**Exercise prompt**. Locate the line with "Transcribe this image's" in the material. Copy that line and each one after it, through the last, exactly and with nothing else.

**Stored entries**.

────────

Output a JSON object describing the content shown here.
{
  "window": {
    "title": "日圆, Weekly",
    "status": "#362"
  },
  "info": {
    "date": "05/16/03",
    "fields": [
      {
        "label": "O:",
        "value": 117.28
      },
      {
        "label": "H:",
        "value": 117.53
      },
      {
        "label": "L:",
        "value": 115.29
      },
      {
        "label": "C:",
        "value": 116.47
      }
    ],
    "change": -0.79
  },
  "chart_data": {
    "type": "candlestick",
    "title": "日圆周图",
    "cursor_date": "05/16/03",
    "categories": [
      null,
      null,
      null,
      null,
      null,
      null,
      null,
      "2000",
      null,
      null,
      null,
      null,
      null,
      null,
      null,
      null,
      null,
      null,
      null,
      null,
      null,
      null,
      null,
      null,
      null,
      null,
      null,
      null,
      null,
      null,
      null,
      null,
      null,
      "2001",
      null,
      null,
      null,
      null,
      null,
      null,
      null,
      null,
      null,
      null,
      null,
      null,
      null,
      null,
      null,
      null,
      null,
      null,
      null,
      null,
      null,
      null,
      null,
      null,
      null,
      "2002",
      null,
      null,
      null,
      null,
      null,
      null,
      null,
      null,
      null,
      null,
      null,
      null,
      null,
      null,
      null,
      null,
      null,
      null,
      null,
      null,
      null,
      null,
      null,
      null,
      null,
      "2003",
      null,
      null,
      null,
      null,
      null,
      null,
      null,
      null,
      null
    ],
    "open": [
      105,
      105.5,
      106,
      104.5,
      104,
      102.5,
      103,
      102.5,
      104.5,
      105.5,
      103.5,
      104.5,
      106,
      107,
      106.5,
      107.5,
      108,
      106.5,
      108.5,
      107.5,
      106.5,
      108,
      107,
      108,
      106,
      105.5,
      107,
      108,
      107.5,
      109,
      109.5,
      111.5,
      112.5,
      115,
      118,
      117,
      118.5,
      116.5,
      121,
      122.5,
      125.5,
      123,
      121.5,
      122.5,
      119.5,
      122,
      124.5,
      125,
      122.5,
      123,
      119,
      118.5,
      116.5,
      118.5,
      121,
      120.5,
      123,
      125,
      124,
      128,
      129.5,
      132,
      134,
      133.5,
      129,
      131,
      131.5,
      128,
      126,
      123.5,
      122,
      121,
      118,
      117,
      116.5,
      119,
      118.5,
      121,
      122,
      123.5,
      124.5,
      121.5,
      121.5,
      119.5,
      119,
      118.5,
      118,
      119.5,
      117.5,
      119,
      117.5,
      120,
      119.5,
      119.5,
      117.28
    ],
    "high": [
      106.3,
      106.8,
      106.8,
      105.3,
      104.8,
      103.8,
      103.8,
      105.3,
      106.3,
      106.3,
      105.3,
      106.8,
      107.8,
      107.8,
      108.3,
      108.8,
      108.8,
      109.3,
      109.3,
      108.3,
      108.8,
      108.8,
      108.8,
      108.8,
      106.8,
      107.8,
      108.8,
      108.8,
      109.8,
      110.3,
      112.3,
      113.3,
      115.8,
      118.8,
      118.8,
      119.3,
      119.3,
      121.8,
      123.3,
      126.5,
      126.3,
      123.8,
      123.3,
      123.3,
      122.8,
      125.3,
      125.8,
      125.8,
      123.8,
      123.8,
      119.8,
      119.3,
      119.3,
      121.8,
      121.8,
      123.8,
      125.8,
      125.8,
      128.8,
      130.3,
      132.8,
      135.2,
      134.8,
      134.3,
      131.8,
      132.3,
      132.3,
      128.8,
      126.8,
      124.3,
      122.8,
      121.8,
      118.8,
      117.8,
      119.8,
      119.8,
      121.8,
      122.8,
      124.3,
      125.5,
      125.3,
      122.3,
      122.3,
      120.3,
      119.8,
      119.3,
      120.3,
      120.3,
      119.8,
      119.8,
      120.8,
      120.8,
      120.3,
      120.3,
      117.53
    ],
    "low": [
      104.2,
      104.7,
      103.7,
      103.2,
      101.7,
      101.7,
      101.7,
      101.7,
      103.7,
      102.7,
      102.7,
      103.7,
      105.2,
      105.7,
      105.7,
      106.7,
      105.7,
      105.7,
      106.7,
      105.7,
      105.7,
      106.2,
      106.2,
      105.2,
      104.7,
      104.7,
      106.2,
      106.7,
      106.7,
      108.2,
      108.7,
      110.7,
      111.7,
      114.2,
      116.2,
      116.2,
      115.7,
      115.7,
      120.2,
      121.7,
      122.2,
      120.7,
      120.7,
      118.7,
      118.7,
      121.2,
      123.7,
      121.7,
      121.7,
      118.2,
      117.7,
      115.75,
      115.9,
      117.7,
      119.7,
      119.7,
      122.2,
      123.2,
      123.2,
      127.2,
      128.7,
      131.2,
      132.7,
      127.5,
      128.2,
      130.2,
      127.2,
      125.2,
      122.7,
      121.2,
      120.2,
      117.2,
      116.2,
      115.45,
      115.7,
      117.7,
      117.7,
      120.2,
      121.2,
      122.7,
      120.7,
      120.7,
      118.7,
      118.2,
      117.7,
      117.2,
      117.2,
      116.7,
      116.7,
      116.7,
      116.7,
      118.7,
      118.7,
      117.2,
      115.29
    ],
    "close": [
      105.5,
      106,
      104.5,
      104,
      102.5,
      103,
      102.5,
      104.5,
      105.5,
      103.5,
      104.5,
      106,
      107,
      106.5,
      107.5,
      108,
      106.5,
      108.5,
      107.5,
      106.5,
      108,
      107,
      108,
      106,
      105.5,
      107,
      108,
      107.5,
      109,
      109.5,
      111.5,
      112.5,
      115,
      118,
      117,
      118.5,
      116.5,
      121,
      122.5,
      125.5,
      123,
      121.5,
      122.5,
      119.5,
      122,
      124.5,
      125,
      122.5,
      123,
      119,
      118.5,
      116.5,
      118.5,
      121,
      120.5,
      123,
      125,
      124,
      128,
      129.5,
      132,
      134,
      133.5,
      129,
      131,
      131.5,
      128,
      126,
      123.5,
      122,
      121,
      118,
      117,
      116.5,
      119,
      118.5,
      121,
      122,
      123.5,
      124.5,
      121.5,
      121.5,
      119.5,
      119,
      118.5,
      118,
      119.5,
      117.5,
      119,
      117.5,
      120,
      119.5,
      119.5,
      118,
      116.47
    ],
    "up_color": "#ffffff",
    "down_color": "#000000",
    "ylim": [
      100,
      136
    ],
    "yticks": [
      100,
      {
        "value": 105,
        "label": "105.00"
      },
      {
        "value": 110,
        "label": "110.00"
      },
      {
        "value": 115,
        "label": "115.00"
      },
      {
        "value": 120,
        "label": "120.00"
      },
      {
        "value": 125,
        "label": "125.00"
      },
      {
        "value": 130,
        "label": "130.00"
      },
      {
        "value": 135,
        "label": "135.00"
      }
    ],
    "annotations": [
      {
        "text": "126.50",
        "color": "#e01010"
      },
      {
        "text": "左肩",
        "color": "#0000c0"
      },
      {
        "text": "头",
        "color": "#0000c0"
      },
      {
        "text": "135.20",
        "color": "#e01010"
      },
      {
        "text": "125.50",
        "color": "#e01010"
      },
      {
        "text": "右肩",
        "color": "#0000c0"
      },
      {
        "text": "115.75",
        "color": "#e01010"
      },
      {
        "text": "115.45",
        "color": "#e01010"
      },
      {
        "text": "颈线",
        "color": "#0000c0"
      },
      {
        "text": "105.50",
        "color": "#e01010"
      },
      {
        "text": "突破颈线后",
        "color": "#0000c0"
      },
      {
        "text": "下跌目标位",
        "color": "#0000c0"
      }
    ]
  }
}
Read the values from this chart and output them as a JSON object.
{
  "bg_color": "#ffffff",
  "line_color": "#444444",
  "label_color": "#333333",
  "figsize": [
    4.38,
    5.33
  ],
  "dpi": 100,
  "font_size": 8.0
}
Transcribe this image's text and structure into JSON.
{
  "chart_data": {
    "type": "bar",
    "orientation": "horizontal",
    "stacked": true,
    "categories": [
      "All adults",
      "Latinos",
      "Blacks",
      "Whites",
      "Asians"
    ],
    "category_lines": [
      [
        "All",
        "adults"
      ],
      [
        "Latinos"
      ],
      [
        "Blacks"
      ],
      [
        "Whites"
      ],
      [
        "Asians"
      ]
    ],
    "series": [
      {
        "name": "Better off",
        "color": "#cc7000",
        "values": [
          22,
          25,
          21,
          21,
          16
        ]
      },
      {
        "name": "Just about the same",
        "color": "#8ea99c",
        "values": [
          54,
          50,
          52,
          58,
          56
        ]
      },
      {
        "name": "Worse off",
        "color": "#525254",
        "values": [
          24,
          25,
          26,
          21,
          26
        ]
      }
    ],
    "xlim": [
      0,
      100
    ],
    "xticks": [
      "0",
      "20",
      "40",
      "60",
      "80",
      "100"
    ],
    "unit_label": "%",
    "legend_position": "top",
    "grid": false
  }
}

────────

**Solution**.
Transcribe this image's text and structure into JSON.
{
  "chart_data": {
    "type": "bar",
    "orientation": "horizontal",
    "stacked": true,
    "categories": [
      "All adults",
      "Latinos",
      "Blacks",
      "Whites",
      "Asians"
    ],
    "category_lines": [
      [
        "All",
        "adults"
      ],
      [
        "Latinos"
      ],
      [
        "Blacks"
      ],
      [
        "Whites"
      ],
      [
        "Asians"
      ]
    ],
    "series": [
      {
        "name": "Better off",
        "color": "#cc7000",
        "values": [
          22,
          25,
          21,
          21,
          16
        ]
      },
      {
        "name": "Just about the same",
        "color": "#8ea99c",
        "values": [
          54,
          50,
          52,
          58,
          56
        ]
      },
      {
        "name": "Worse off",
        "color": "#525254",
        "values": [
          24,
          25,
          26,
          21,
          26
        ]
      }
    ],
    "xlim": [
      0,
      100
    ],
    "xticks": [
      "0",
      "20",
      "40",
      "60",
      "80",
      "100"
    ],
    "unit_label": "%",
    "legend_position": "top",
    "grid": false
  }
}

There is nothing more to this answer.